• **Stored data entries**
***
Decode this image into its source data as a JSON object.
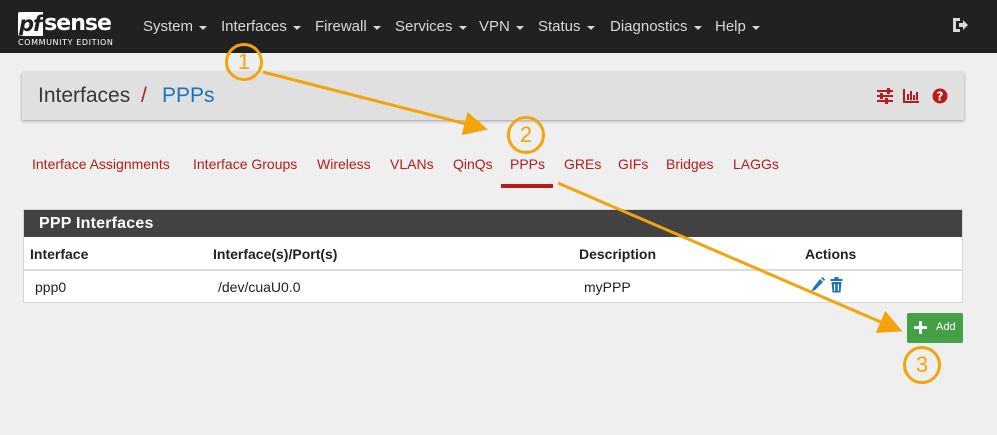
{
  "navbar": {
    "logo": {
      "main_pf": "pf",
      "main_sense": "sense",
      "sub": "COMMUNITY EDITION"
    },
    "menus": [
      "System",
      "Interfaces",
      "Firewall",
      "Services",
      "VPN",
      "Status",
      "Diagnostics",
      "Help"
    ],
    "logout_icon": "sign-out-icon"
  },
  "header": {
    "breadcrumb_root": "Interfaces",
    "separator": "/",
    "breadcrumb_current": "PPPs",
    "icons": [
      "sliders-icon",
      "bar-chart-icon",
      "question-circle-icon"
    ]
  },
  "tabs": {
    "items": [
      "Interface Assignments",
      "Interface Groups",
      "Wireless",
      "VLANs",
      "QinQs",
      "PPPs",
      "GREs",
      "GIFs",
      "Bridges",
      "LAGGs"
    ],
    "active": "PPPs"
  },
  "panel": {
    "title": "PPP Interfaces",
    "columns": [
      "Interface",
      "Interface(s)/Port(s)",
      "Description",
      "Actions"
    ],
    "rows": [
      {
        "interface": "ppp0",
        "ports": "/dev/cuaU0.0",
        "description": "myPPP",
        "actions": [
          "pencil-icon",
          "trash-icon"
        ]
      }
    ]
  },
  "add_button": {
    "label": "Add",
    "icon": "plus-icon"
  },
  "annotations": [
    "1",
    "2",
    "3"
  ],
  "colors": {
    "navbar": "#212121",
    "accent_red": "#b71c1c",
    "link_blue": "#1e72b8",
    "add_green": "#43a047",
    "annotation_orange": "#f5a30a"
  }
}
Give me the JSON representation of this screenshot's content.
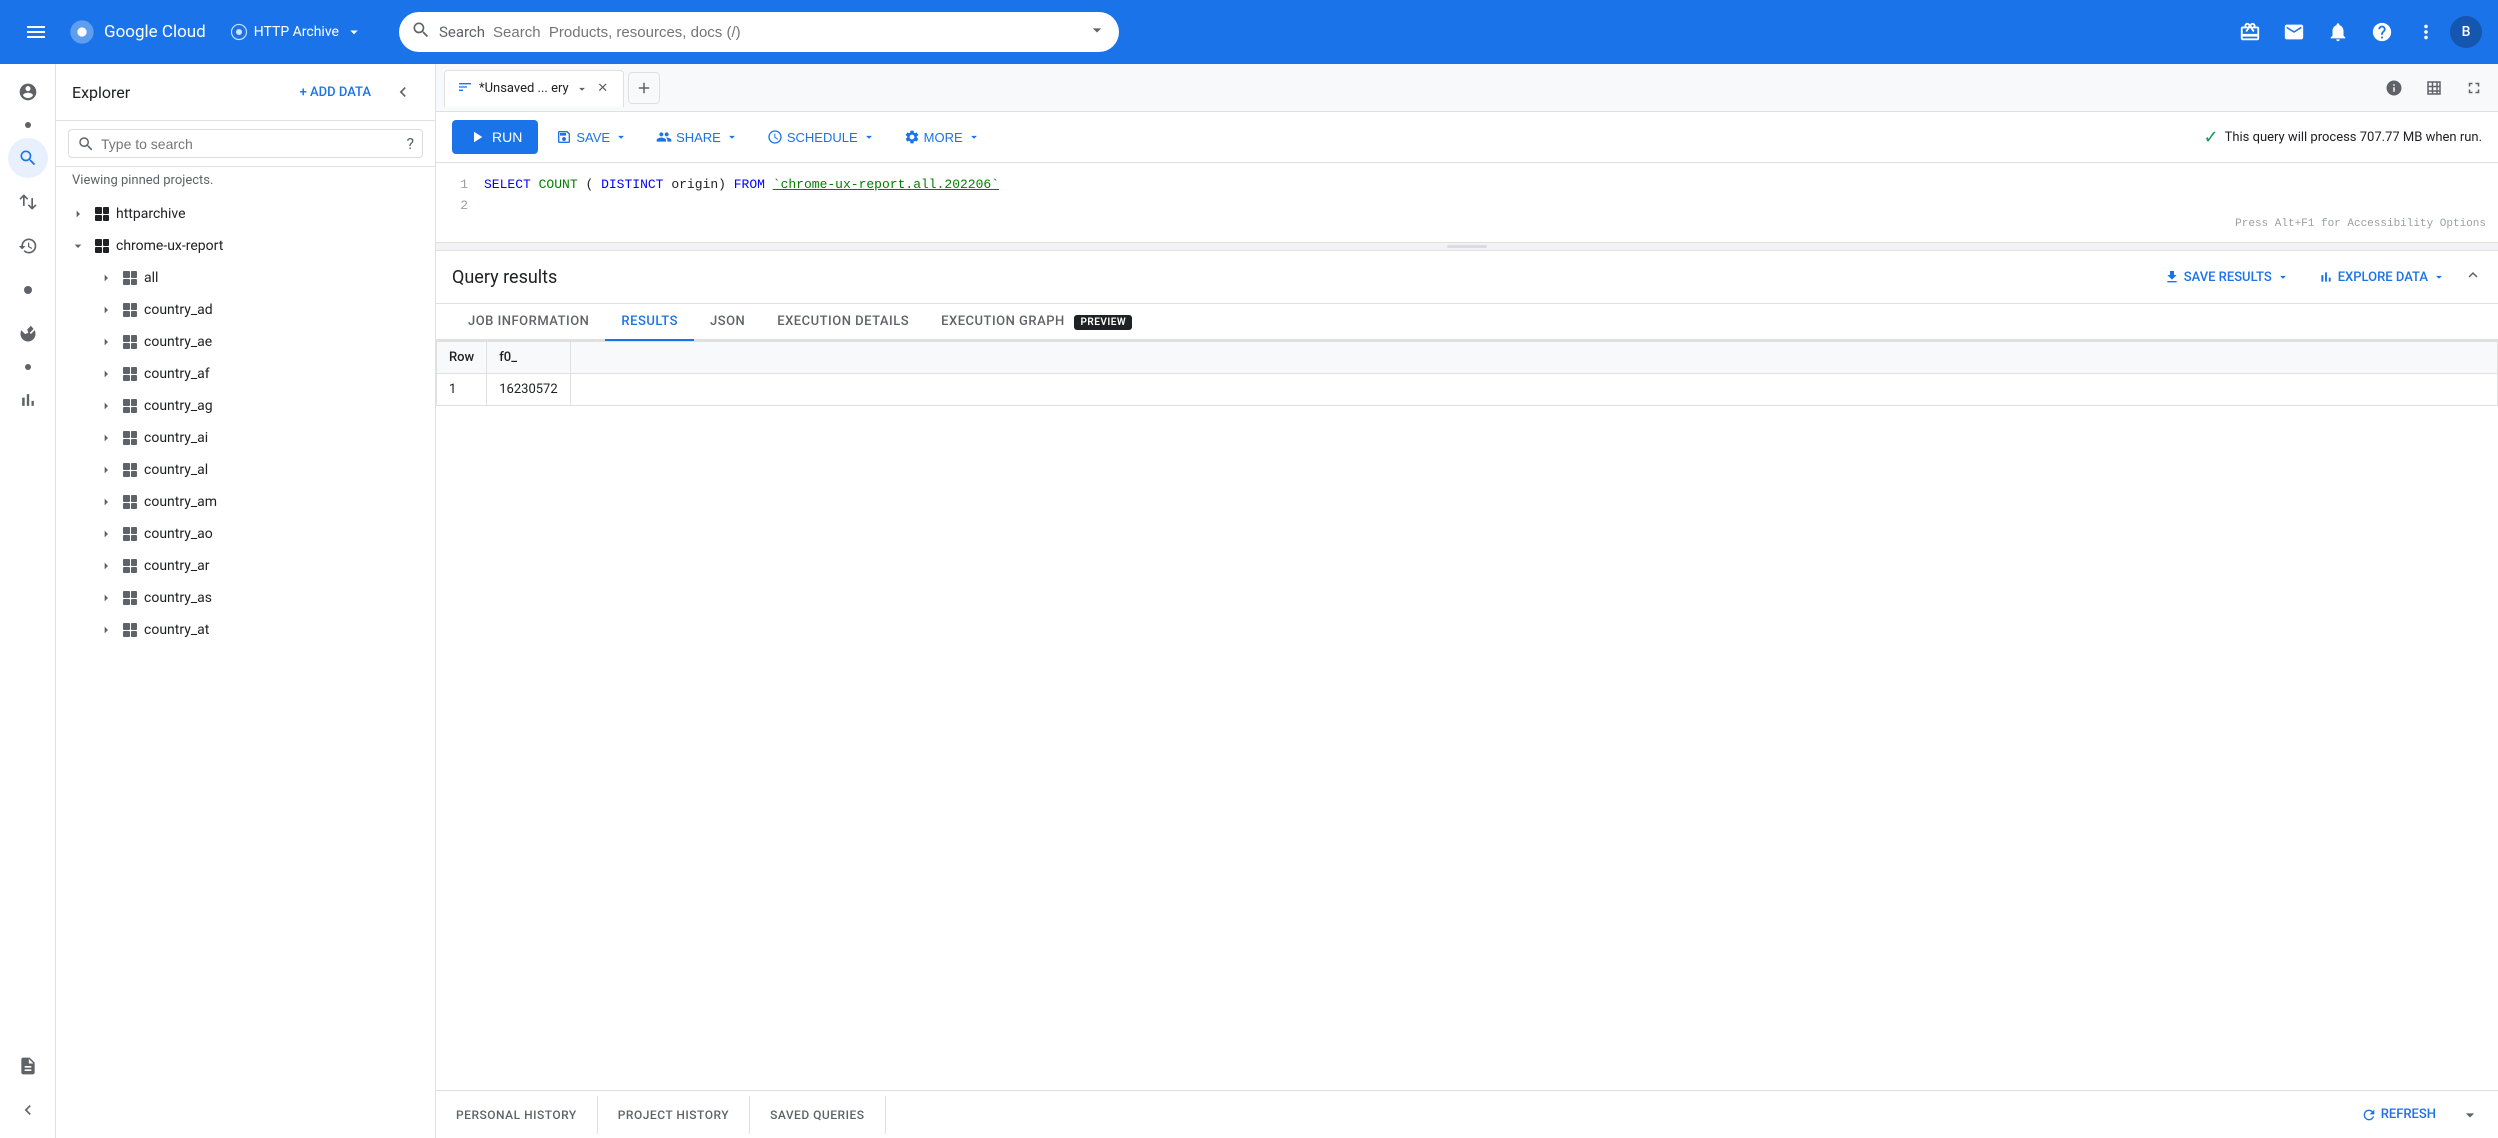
{
  "nav": {
    "hamburger_label": "Menu",
    "logo_text": "Google Cloud",
    "project_name": "HTTP Archive",
    "search_placeholder": "Search  Products, resources, docs (/)",
    "avatar_letter": "B"
  },
  "explorer": {
    "title": "Explorer",
    "add_data_label": "+ ADD DATA",
    "search_placeholder": "Type to search",
    "subtitle": "Viewing pinned projects.",
    "tree": [
      {
        "id": "httparchive",
        "label": "httparchive",
        "level": 0,
        "expanded": false
      },
      {
        "id": "chrome-ux-report",
        "label": "chrome-ux-report",
        "level": 0,
        "expanded": true,
        "pinned": true
      },
      {
        "id": "all",
        "label": "all",
        "level": 1
      },
      {
        "id": "country_ad",
        "label": "country_ad",
        "level": 1
      },
      {
        "id": "country_ae",
        "label": "country_ae",
        "level": 1
      },
      {
        "id": "country_af",
        "label": "country_af",
        "level": 1
      },
      {
        "id": "country_ag",
        "label": "country_ag",
        "level": 1
      },
      {
        "id": "country_ai",
        "label": "country_ai",
        "level": 1
      },
      {
        "id": "country_al",
        "label": "country_al",
        "level": 1
      },
      {
        "id": "country_am",
        "label": "country_am",
        "level": 1
      },
      {
        "id": "country_ao",
        "label": "country_ao",
        "level": 1
      },
      {
        "id": "country_ar",
        "label": "country_ar",
        "level": 1
      },
      {
        "id": "country_as",
        "label": "country_as",
        "level": 1
      },
      {
        "id": "country_at",
        "label": "country_at",
        "level": 1
      }
    ]
  },
  "query_tab": {
    "label": "*Unsaved ... ery",
    "close_label": "×"
  },
  "toolbar": {
    "run_label": "RUN",
    "save_label": "SAVE",
    "share_label": "SHARE",
    "schedule_label": "SCHEDULE",
    "more_label": "MORE",
    "size_info": "This query will process 707.77 MB when run."
  },
  "editor": {
    "lines": [
      {
        "num": "1",
        "content": "SELECT COUNT(DISTINCT origin) FROM `chrome-ux-report.all.202206`"
      },
      {
        "num": "2",
        "content": ""
      }
    ],
    "accessibility_hint": "Press Alt+F1 for Accessibility Options"
  },
  "results": {
    "title": "Query results",
    "save_results_label": "SAVE RESULTS",
    "explore_data_label": "EXPLORE DATA",
    "tabs": [
      {
        "id": "job-information",
        "label": "JOB INFORMATION",
        "active": false
      },
      {
        "id": "results",
        "label": "RESULTS",
        "active": true
      },
      {
        "id": "json",
        "label": "JSON",
        "active": false
      },
      {
        "id": "execution-details",
        "label": "EXECUTION DETAILS",
        "active": false
      },
      {
        "id": "execution-graph",
        "label": "EXECUTION GRAPH",
        "active": false,
        "badge": "PREVIEW"
      }
    ],
    "table": {
      "headers": [
        "Row",
        "f0_"
      ],
      "rows": [
        [
          "1",
          "16230572"
        ]
      ]
    }
  },
  "history": {
    "tabs": [
      {
        "id": "personal-history",
        "label": "PERSONAL HISTORY"
      },
      {
        "id": "project-history",
        "label": "PROJECT HISTORY"
      },
      {
        "id": "saved-queries",
        "label": "SAVED QUERIES"
      }
    ],
    "refresh_label": "REFRESH"
  }
}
***
• **EXERCISE**
Transcribe every line from the records above without alteration, and leave out the images.

• **RESPONSE TO THE TASK**
Decode this image into its source data as a JSON object.
{
  "navbar": {
    "logo": {
      "main_pf": "pf",
      "main_sense": "sense",
      "sub": "COMMUNITY EDITION"
    },
    "menus": [
      "System",
      "Interfaces",
      "Firewall",
      "Services",
      "VPN",
      "Status",
      "Diagnostics",
      "Help"
    ],
    "logout_icon": "sign-out-icon"
  },
  "header": {
    "breadcrumb_root": "Interfaces",
    "separator": "/",
    "breadcrumb_current": "PPPs",
    "icons": [
      "sliders-icon",
      "bar-chart-icon",
      "question-circle-icon"
    ]
  },
  "tabs": {
    "items": [
      "Interface Assignments",
      "Interface Groups",
      "Wireless",
      "VLANs",
      "QinQs",
      "PPPs",
      "GREs",
      "GIFs",
      "Bridges",
      "LAGGs"
    ],
    "active": "PPPs"
  },
  "panel": {
    "title": "PPP Interfaces",
    "columns": [
      "Interface",
      "Interface(s)/Port(s)",
      "Description",
      "Actions"
    ],
    "rows": [
      {
        "interface": "ppp0",
        "ports": "/dev/cuaU0.0",
        "description": "myPPP",
        "actions": [
          "pencil-icon",
          "trash-icon"
        ]
      }
    ]
  },
  "add_button": {
    "label": "Add",
    "icon": "plus-icon"
  },
  "annotations": [
    "1",
    "2",
    "3"
  ],
  "colors": {
    "navbar": "#212121",
    "accent_red": "#b71c1c",
    "link_blue": "#1e72b8",
    "add_green": "#43a047",
    "annotation_orange": "#f5a30a"
  }
}
Give me the JSON representation of this screenshot's content.
{
  "nav": {
    "hamburger_label": "Menu",
    "logo_text": "Google Cloud",
    "project_name": "HTTP Archive",
    "search_placeholder": "Search  Products, resources, docs (/)",
    "avatar_letter": "B"
  },
  "explorer": {
    "title": "Explorer",
    "add_data_label": "+ ADD DATA",
    "search_placeholder": "Type to search",
    "subtitle": "Viewing pinned projects.",
    "tree": [
      {
        "id": "httparchive",
        "label": "httparchive",
        "level": 0,
        "expanded": false
      },
      {
        "id": "chrome-ux-report",
        "label": "chrome-ux-report",
        "level": 0,
        "expanded": true,
        "pinned": true
      },
      {
        "id": "all",
        "label": "all",
        "level": 1
      },
      {
        "id": "country_ad",
        "label": "country_ad",
        "level": 1
      },
      {
        "id": "country_ae",
        "label": "country_ae",
        "level": 1
      },
      {
        "id": "country_af",
        "label": "country_af",
        "level": 1
      },
      {
        "id": "country_ag",
        "label": "country_ag",
        "level": 1
      },
      {
        "id": "country_ai",
        "label": "country_ai",
        "level": 1
      },
      {
        "id": "country_al",
        "label": "country_al",
        "level": 1
      },
      {
        "id": "country_am",
        "label": "country_am",
        "level": 1
      },
      {
        "id": "country_ao",
        "label": "country_ao",
        "level": 1
      },
      {
        "id": "country_ar",
        "label": "country_ar",
        "level": 1
      },
      {
        "id": "country_as",
        "label": "country_as",
        "level": 1
      },
      {
        "id": "country_at",
        "label": "country_at",
        "level": 1
      }
    ]
  },
  "query_tab": {
    "label": "*Unsaved ... ery",
    "close_label": "×"
  },
  "toolbar": {
    "run_label": "RUN",
    "save_label": "SAVE",
    "share_label": "SHARE",
    "schedule_label": "SCHEDULE",
    "more_label": "MORE",
    "size_info": "This query will process 707.77 MB when run."
  },
  "editor": {
    "lines": [
      {
        "num": "1",
        "content": "SELECT COUNT(DISTINCT origin) FROM `chrome-ux-report.all.202206`"
      },
      {
        "num": "2",
        "content": ""
      }
    ],
    "accessibility_hint": "Press Alt+F1 for Accessibility Options"
  },
  "results": {
    "title": "Query results",
    "save_results_label": "SAVE RESULTS",
    "explore_data_label": "EXPLORE DATA",
    "tabs": [
      {
        "id": "job-information",
        "label": "JOB INFORMATION",
        "active": false
      },
      {
        "id": "results",
        "label": "RESULTS",
        "active": true
      },
      {
        "id": "json",
        "label": "JSON",
        "active": false
      },
      {
        "id": "execution-details",
        "label": "EXECUTION DETAILS",
        "active": false
      },
      {
        "id": "execution-graph",
        "label": "EXECUTION GRAPH",
        "active": false,
        "badge": "PREVIEW"
      }
    ],
    "table": {
      "headers": [
        "Row",
        "f0_"
      ],
      "rows": [
        [
          "1",
          "16230572"
        ]
      ]
    }
  },
  "history": {
    "tabs": [
      {
        "id": "personal-history",
        "label": "PERSONAL HISTORY"
      },
      {
        "id": "project-history",
        "label": "PROJECT HISTORY"
      },
      {
        "id": "saved-queries",
        "label": "SAVED QUERIES"
      }
    ],
    "refresh_label": "REFRESH"
  }
}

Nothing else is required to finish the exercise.